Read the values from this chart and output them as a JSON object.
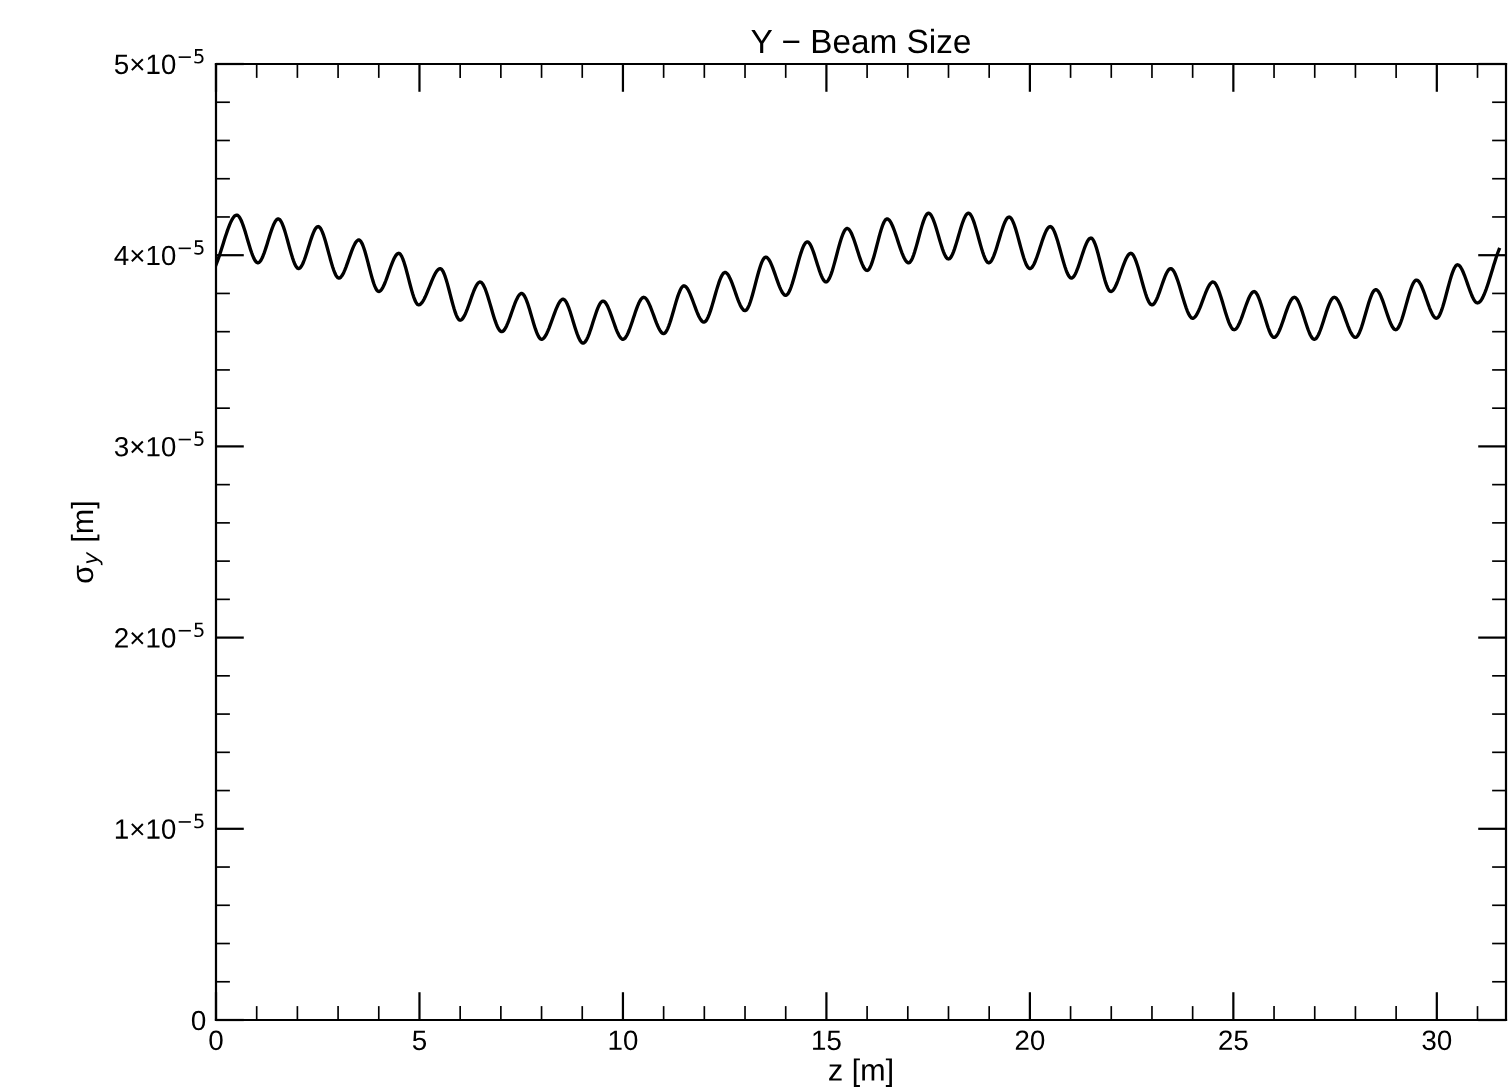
{
  "chart_data": {
    "type": "line",
    "title": "Y − Beam Size",
    "xlabel": "z [m]",
    "ylabel": "σ$_{y}$ [m]",
    "x": [
      0,
      0.51,
      1.03,
      1.53,
      2.03,
      2.51,
      3.02,
      3.51,
      4.0,
      4.49,
      4.98,
      5.51,
      6.0,
      6.49,
      7.02,
      7.51,
      8.0,
      8.53,
      9.02,
      9.51,
      10.0,
      10.51,
      11.0,
      11.5,
      11.99,
      12.51,
      13.0,
      13.51,
      14.0,
      14.53,
      14.99,
      15.51,
      16.0,
      16.49,
      17.02,
      17.51,
      18.0,
      18.49,
      18.99,
      19.49,
      20.0,
      20.5,
      21.02,
      21.5,
      21.99,
      22.48,
      23.0,
      23.46,
      24.0,
      24.5,
      25.02,
      25.51,
      26.0,
      26.5,
      26.99,
      27.48,
      28.0,
      28.5,
      28.99,
      29.5,
      29.99,
      30.51,
      31.0,
      31.53
    ],
    "series": [
      {
        "color": "#000000",
        "values": [
          3.95e-05,
          4.21e-05,
          3.96e-05,
          4.19e-05,
          3.93e-05,
          4.15e-05,
          3.88e-05,
          4.08e-05,
          3.81e-05,
          4.01e-05,
          3.74e-05,
          3.93e-05,
          3.66e-05,
          3.86e-05,
          3.6e-05,
          3.8e-05,
          3.56e-05,
          3.77e-05,
          3.54e-05,
          3.76e-05,
          3.56e-05,
          3.78e-05,
          3.59e-05,
          3.84e-05,
          3.65e-05,
          3.91e-05,
          3.71e-05,
          3.99e-05,
          3.79e-05,
          4.07e-05,
          3.86e-05,
          4.14e-05,
          3.92e-05,
          4.19e-05,
          3.96e-05,
          4.22e-05,
          3.98e-05,
          4.22e-05,
          3.96e-05,
          4.2e-05,
          3.93e-05,
          4.15e-05,
          3.88e-05,
          4.09e-05,
          3.81e-05,
          4.01e-05,
          3.74e-05,
          3.93e-05,
          3.67e-05,
          3.86e-05,
          3.61e-05,
          3.81e-05,
          3.57e-05,
          3.78e-05,
          3.56e-05,
          3.78e-05,
          3.57e-05,
          3.82e-05,
          3.61e-05,
          3.87e-05,
          3.67e-05,
          3.95e-05,
          3.75e-05,
          4.03e-05
        ]
      }
    ],
    "xlim": [
      0,
      31.7
    ],
    "xticks": [
      0,
      5,
      10,
      15,
      20,
      25,
      30
    ],
    "ylim": [
      0,
      5e-05
    ],
    "yticks": [
      0,
      {
        "value": 1e-05,
        "label": "1×10$^{−5}$"
      },
      {
        "value": 2e-05,
        "label": "2×10$^{−5}$"
      },
      {
        "value": 3e-05,
        "label": "3×10$^{−5}$"
      },
      {
        "value": 4e-05,
        "label": "4×10$^{−5}$"
      },
      {
        "value": 5e-05,
        "label": "5×10$^{−5}$"
      }
    ],
    "grid": false,
    "legend": false,
    "marker": "none",
    "line_style": "solid"
  }
}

- WHAT IS REQUIRED: Skip the pictures and print each record exactly as it stands.

- SOLUTION TO THE EXERCISE:
Read the values from this chart and output them as a JSON object.
{
  "chart_data": {
    "type": "line",
    "title": "Y − Beam Size",
    "xlabel": "z [m]",
    "ylabel": "σ$_{y}$ [m]",
    "x": [
      0,
      0.51,
      1.03,
      1.53,
      2.03,
      2.51,
      3.02,
      3.51,
      4.0,
      4.49,
      4.98,
      5.51,
      6.0,
      6.49,
      7.02,
      7.51,
      8.0,
      8.53,
      9.02,
      9.51,
      10.0,
      10.51,
      11.0,
      11.5,
      11.99,
      12.51,
      13.0,
      13.51,
      14.0,
      14.53,
      14.99,
      15.51,
      16.0,
      16.49,
      17.02,
      17.51,
      18.0,
      18.49,
      18.99,
      19.49,
      20.0,
      20.5,
      21.02,
      21.5,
      21.99,
      22.48,
      23.0,
      23.46,
      24.0,
      24.5,
      25.02,
      25.51,
      26.0,
      26.5,
      26.99,
      27.48,
      28.0,
      28.5,
      28.99,
      29.5,
      29.99,
      30.51,
      31.0,
      31.53
    ],
    "series": [
      {
        "color": "#000000",
        "values": [
          3.95e-05,
          4.21e-05,
          3.96e-05,
          4.19e-05,
          3.93e-05,
          4.15e-05,
          3.88e-05,
          4.08e-05,
          3.81e-05,
          4.01e-05,
          3.74e-05,
          3.93e-05,
          3.66e-05,
          3.86e-05,
          3.6e-05,
          3.8e-05,
          3.56e-05,
          3.77e-05,
          3.54e-05,
          3.76e-05,
          3.56e-05,
          3.78e-05,
          3.59e-05,
          3.84e-05,
          3.65e-05,
          3.91e-05,
          3.71e-05,
          3.99e-05,
          3.79e-05,
          4.07e-05,
          3.86e-05,
          4.14e-05,
          3.92e-05,
          4.19e-05,
          3.96e-05,
          4.22e-05,
          3.98e-05,
          4.22e-05,
          3.96e-05,
          4.2e-05,
          3.93e-05,
          4.15e-05,
          3.88e-05,
          4.09e-05,
          3.81e-05,
          4.01e-05,
          3.74e-05,
          3.93e-05,
          3.67e-05,
          3.86e-05,
          3.61e-05,
          3.81e-05,
          3.57e-05,
          3.78e-05,
          3.56e-05,
          3.78e-05,
          3.57e-05,
          3.82e-05,
          3.61e-05,
          3.87e-05,
          3.67e-05,
          3.95e-05,
          3.75e-05,
          4.03e-05
        ]
      }
    ],
    "xlim": [
      0,
      31.7
    ],
    "xticks": [
      0,
      5,
      10,
      15,
      20,
      25,
      30
    ],
    "ylim": [
      0,
      5e-05
    ],
    "yticks": [
      0,
      {
        "value": 1e-05,
        "label": "1×10$^{−5}$"
      },
      {
        "value": 2e-05,
        "label": "2×10$^{−5}$"
      },
      {
        "value": 3e-05,
        "label": "3×10$^{−5}$"
      },
      {
        "value": 4e-05,
        "label": "4×10$^{−5}$"
      },
      {
        "value": 5e-05,
        "label": "5×10$^{−5}$"
      }
    ],
    "grid": false,
    "legend": false,
    "marker": "none",
    "line_style": "solid"
  }
}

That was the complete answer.